[START]

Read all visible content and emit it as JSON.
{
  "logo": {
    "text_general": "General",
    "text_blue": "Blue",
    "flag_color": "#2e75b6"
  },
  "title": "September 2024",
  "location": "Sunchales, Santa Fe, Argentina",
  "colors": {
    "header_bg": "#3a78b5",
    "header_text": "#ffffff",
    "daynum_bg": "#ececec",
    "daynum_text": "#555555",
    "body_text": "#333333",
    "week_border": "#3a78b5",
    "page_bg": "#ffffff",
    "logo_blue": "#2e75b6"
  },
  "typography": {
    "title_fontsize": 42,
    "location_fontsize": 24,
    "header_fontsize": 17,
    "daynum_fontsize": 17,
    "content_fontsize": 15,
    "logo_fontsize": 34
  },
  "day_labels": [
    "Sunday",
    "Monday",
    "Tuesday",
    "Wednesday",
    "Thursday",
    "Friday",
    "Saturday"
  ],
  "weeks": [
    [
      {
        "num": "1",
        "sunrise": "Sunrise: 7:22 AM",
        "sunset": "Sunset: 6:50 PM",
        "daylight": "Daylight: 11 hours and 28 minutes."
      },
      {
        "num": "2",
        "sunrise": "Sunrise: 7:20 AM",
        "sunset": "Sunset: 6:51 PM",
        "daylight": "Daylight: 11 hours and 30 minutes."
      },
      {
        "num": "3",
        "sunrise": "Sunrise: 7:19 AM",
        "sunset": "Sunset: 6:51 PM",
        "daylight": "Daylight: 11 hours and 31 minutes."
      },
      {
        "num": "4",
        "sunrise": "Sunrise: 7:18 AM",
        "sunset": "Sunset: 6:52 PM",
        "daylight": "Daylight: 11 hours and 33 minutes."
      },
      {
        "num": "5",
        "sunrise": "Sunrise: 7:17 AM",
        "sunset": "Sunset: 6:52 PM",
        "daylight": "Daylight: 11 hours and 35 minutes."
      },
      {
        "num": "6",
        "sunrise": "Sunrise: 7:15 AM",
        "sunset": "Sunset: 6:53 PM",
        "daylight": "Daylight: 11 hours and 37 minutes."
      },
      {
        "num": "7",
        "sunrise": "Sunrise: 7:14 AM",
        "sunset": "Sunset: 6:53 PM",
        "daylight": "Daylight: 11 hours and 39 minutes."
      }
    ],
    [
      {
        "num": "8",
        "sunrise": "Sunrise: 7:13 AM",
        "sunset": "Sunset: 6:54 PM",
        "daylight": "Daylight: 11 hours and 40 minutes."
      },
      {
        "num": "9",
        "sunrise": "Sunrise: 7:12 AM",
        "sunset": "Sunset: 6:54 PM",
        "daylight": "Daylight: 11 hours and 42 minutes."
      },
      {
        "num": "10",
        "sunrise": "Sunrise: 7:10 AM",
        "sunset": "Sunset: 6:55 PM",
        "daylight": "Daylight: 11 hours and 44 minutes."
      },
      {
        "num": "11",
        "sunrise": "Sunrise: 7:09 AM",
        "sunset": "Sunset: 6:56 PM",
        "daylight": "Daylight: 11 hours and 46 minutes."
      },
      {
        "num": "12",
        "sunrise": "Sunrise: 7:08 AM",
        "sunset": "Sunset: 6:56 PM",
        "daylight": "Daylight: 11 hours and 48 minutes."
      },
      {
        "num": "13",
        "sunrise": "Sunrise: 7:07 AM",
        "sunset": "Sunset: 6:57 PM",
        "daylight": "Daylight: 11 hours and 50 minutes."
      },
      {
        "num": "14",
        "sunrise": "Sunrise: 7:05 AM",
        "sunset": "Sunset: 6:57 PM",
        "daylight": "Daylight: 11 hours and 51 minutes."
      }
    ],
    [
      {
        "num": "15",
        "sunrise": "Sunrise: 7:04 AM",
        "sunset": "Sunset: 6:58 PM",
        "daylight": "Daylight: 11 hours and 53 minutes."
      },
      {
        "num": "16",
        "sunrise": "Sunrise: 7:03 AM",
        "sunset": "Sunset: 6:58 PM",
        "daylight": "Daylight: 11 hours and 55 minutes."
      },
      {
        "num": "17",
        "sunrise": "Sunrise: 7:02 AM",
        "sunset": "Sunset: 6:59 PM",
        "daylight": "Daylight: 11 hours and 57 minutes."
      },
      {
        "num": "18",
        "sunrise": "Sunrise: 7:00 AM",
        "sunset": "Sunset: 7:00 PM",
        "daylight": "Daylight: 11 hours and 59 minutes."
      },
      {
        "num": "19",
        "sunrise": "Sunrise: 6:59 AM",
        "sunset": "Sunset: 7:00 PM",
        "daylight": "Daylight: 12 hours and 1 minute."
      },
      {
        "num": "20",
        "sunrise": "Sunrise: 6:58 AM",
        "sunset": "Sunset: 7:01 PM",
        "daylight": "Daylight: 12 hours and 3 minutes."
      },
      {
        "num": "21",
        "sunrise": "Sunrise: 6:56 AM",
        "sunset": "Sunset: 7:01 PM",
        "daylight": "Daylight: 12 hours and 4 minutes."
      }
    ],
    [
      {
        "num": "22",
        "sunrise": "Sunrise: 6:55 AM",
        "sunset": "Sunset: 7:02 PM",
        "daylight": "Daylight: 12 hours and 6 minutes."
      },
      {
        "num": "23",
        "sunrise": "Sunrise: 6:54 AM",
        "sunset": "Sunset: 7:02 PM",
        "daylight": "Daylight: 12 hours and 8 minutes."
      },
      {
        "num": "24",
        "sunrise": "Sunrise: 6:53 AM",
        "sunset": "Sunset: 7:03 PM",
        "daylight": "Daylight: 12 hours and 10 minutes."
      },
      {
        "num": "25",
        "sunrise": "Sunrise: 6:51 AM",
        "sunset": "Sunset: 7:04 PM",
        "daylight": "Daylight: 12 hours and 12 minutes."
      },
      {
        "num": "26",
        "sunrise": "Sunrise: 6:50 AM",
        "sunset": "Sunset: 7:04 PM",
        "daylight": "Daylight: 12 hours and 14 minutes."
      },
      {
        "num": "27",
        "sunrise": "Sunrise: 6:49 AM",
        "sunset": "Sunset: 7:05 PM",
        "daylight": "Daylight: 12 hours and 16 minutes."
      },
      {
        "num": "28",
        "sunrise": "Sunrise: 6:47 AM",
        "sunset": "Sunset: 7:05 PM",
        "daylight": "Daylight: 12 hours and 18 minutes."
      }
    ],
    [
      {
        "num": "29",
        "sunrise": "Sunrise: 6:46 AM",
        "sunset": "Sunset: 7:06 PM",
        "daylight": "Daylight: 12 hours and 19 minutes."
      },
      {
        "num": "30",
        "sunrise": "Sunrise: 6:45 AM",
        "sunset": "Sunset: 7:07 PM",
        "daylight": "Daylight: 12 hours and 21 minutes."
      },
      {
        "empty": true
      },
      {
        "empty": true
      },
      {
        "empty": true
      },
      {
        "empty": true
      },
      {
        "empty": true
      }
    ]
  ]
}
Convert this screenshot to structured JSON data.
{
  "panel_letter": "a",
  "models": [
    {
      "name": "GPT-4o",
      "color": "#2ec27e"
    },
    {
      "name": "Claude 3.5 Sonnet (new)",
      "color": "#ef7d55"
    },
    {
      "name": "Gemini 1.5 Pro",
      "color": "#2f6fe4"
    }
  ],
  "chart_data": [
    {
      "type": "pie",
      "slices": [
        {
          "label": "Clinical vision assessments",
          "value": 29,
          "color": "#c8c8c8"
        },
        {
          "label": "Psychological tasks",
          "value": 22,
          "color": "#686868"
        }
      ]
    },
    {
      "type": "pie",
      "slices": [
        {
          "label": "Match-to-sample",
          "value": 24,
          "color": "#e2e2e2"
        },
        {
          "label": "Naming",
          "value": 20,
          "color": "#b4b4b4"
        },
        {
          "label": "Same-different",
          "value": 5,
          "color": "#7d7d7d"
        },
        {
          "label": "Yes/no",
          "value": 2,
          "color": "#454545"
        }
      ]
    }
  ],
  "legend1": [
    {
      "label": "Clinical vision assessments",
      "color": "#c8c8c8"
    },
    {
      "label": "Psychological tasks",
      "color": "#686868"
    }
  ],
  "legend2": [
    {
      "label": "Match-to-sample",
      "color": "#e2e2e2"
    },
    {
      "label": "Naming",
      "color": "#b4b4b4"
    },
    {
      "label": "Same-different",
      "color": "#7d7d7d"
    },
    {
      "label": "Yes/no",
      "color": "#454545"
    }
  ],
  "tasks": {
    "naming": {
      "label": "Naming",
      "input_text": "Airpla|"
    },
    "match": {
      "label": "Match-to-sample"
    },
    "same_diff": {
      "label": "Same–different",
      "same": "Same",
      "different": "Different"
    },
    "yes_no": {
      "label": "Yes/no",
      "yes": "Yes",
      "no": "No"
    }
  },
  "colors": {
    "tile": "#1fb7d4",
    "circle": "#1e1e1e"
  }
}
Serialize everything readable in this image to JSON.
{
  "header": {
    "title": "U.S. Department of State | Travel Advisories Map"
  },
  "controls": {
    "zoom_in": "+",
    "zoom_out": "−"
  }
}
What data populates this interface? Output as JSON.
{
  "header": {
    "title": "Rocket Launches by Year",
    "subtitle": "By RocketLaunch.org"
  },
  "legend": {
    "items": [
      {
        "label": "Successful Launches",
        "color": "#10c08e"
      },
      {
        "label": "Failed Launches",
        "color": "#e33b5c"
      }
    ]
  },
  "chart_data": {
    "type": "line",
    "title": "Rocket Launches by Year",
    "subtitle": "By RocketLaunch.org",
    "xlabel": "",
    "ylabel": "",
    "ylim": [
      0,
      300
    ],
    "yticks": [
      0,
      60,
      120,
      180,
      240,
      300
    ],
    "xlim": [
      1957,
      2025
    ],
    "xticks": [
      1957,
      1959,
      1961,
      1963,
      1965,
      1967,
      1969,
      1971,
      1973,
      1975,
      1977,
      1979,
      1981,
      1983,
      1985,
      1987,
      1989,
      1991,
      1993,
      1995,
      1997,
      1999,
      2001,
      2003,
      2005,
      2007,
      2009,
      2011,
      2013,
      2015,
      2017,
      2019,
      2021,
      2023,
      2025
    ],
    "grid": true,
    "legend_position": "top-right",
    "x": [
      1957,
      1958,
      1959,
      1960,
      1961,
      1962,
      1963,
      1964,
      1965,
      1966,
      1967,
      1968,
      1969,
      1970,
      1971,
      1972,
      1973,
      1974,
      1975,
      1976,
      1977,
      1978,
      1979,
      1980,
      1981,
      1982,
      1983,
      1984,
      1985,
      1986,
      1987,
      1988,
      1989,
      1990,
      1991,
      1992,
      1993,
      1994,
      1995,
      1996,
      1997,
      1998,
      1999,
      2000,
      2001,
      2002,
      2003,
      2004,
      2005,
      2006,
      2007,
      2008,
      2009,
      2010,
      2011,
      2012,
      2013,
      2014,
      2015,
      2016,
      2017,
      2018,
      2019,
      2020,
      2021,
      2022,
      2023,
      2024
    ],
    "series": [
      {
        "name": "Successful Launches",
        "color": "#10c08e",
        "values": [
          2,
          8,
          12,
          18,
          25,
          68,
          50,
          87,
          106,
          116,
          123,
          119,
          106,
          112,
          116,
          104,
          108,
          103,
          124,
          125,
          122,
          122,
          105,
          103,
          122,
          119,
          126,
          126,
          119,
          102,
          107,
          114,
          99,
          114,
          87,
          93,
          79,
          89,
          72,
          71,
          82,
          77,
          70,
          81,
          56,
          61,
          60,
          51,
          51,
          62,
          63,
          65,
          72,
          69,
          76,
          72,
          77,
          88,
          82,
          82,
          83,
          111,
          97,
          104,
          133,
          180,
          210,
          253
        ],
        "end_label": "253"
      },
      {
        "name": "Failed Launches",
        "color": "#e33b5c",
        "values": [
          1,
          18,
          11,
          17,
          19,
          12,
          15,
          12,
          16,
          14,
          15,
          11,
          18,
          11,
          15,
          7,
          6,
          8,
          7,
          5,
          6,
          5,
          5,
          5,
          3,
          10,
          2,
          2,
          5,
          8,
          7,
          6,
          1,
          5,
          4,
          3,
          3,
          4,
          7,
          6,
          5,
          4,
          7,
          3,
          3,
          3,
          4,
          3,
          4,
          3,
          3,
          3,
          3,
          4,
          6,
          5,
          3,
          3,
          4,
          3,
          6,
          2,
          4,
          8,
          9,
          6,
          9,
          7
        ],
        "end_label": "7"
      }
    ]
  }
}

[END]

_What to produce_
From the data above, pick out each line containing "tasks" and copy it.

_Result below_
          "label": "Psychological tasks",
      "label": "Psychological tasks",
  "tasks": {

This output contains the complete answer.